— BEGIN Supplied passage —
KFXA
- Cedar Rapids–Waterloo–; Iowa City–Dubuque, Iowa; ; United States;
- City: Cedar Rapids, Iowa
- Channels: Digital: 27 (UHF); Virtual: 28;

Programming
- Affiliations: 28.1: Roar; for others, see § Subchannels;

Ownership
- Owner: Sinclair Broadcast Group; (KFXA Licensee, LLC);
- Sister stations: KGAN

History
- First air date: January 10, 1988
- Former call signs: KOCR (1988–1995)
- Former channel numbers: Analog: 28 (UHF, 1988–2009)
- Former affiliations: Fox (1988–1994, 1995–2021); Silent (1994–1995); Dabl (2021–2025; moved to 28.5);
- Call sign meaning: "Fox A" (former affiliation and KFXB-TV simulcast)

Technical information
- Licensing authority: FCC
- Facility ID: 35336
- ERP: 1,000 kW
- HAAT: 449 m (1,473 ft)
- Transmitter coordinates: 42°5′25″N 92°5′14″W﻿ / ﻿42.09028°N 92.08722°W

Links
- Public license information: Public file; LMS;

= KFXA =

Television station in Cedar Rapids, Iowa

KFXA (channel 28) is a television station licensed to Cedar Rapids, Iowa, United States, serving Eastern Iowa with programming from the digital multicast network Roar. It is owned by Sinclair Broadcast Group alongside dual CBS/Fox affiliate KGAN (channel 2). The two stations share studios at Broadcast Park on Old Marion Road Northeast (along IA 100) in Cedar Rapids; KFXA's transmitter is located in Van Horne, Iowa.
— END Supplied passage —
* [Written tasks]
[1] Transcribe the listing word for word, from its first line through the line containing "y-axis-title: Aggio /", both ends included.
[2] Go on with the text about the KFXA television station from the point where it stops.
The television station text and the listing are unrelated pieces of material.
— BEGIN Exercise input —
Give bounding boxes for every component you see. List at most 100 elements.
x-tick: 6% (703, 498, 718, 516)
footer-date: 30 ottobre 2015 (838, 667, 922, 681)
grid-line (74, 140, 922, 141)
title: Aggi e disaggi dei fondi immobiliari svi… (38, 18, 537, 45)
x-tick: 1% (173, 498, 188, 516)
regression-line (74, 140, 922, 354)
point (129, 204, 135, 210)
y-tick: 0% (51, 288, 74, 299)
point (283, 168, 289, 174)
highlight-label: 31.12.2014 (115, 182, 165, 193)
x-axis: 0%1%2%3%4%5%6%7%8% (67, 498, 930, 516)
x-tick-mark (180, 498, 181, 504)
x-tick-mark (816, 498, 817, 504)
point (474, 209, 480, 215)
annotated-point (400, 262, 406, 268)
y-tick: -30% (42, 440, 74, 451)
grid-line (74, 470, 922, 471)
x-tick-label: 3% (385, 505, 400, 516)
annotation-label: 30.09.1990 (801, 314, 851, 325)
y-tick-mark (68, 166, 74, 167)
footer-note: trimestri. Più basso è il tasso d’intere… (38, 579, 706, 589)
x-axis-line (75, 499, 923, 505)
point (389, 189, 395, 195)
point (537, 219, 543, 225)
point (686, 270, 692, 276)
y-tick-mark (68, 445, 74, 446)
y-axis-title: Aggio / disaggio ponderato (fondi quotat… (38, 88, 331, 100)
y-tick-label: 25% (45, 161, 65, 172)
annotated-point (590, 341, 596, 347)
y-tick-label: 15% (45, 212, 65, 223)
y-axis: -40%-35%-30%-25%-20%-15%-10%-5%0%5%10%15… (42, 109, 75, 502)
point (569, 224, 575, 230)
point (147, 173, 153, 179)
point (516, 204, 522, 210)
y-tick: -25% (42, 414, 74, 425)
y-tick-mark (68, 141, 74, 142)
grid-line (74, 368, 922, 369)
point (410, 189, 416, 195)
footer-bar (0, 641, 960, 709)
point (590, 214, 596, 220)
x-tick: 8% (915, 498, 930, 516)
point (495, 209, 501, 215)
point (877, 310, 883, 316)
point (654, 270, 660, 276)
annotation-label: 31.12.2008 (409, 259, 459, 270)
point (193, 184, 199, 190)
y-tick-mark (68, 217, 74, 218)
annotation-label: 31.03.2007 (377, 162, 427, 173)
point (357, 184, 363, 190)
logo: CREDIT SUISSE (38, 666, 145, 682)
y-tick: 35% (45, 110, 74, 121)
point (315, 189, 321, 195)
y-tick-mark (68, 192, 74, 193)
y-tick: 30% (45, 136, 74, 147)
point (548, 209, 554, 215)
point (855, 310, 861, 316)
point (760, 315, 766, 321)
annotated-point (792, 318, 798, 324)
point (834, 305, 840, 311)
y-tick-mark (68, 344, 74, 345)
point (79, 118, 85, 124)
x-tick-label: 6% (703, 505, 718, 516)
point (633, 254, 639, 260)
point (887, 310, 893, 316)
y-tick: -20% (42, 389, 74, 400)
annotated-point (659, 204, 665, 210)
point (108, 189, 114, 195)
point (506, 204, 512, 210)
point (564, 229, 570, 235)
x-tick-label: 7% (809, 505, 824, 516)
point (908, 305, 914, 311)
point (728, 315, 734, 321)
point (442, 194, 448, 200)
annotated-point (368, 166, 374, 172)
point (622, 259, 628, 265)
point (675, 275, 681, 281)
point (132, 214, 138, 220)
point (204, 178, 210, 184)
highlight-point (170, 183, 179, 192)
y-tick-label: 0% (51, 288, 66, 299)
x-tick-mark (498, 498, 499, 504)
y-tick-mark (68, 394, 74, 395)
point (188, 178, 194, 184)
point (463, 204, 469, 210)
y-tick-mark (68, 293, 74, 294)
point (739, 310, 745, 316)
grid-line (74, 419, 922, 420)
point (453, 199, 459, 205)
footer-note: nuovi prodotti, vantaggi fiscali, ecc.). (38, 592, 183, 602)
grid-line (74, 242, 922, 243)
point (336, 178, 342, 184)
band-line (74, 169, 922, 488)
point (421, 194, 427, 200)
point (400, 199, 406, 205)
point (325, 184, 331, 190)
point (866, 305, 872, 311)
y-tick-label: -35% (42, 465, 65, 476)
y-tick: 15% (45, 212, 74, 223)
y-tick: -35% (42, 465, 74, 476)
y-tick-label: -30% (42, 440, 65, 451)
— END Exercise input —
* [Answers given]
[1]
Give bounding boxes for every component you see. List at most 100 elements.
x-tick: 6% (703, 498, 718, 516)
footer-date: 30 ottobre 2015 (838, 667, 922, 681)
grid-line (74, 140, 922, 141)
title: Aggi e disaggi dei fondi immobiliari svi… (38, 18, 537, 45)
x-tick: 1% (173, 498, 188, 516)
regression-line (74, 140, 922, 354)
point (129, 204, 135, 210)
y-tick: 0% (51, 288, 74, 299)
point (283, 168, 289, 174)
highlight-label: 31.12.2014 (115, 182, 165, 193)
x-axis: 0%1%2%3%4%5%6%7%8% (67, 498, 930, 516)
x-tick-mark (180, 498, 181, 504)
x-tick-mark (816, 498, 817, 504)
point (474, 209, 480, 215)
annotated-point (400, 262, 406, 268)
y-tick: -30% (42, 440, 74, 451)
grid-line (74, 470, 922, 471)
x-tick-label: 3% (385, 505, 400, 516)
annotation-label: 30.09.1990 (801, 314, 851, 325)
y-tick-mark (68, 166, 74, 167)
footer-note: trimestri. Più basso è il tasso d’intere… (38, 579, 706, 589)
x-axis-line (75, 499, 923, 505)
point (389, 189, 395, 195)
point (537, 219, 543, 225)
point (686, 270, 692, 276)
y-tick-mark (68, 445, 74, 446)
y-axis-title: Aggio / disaggio ponderato (fondi quotat… (38, 88, 331, 100)

[2]
Channel 28 began broadcasting as KOCR in January 1988. The region's Fox affiliate for most of its history, the station started out on poor financial footing; its owner, Metro Program Network, was repeatedly sued for breaching various financial obligations. The station lacked the resources to build a transmitter facility adequate to broadcast beyond the Cedar Rapids and Iowa City area, which was highlighted when it allowed KGAN to broadcast the NFL on Fox in 1994 because it could not serve the entire market. In October 1994, the station's financial troubles culminated in an eviction from its studios in northeast Cedar Rapids. The station's founding owner later admitted he did not have the resources to properly run the station.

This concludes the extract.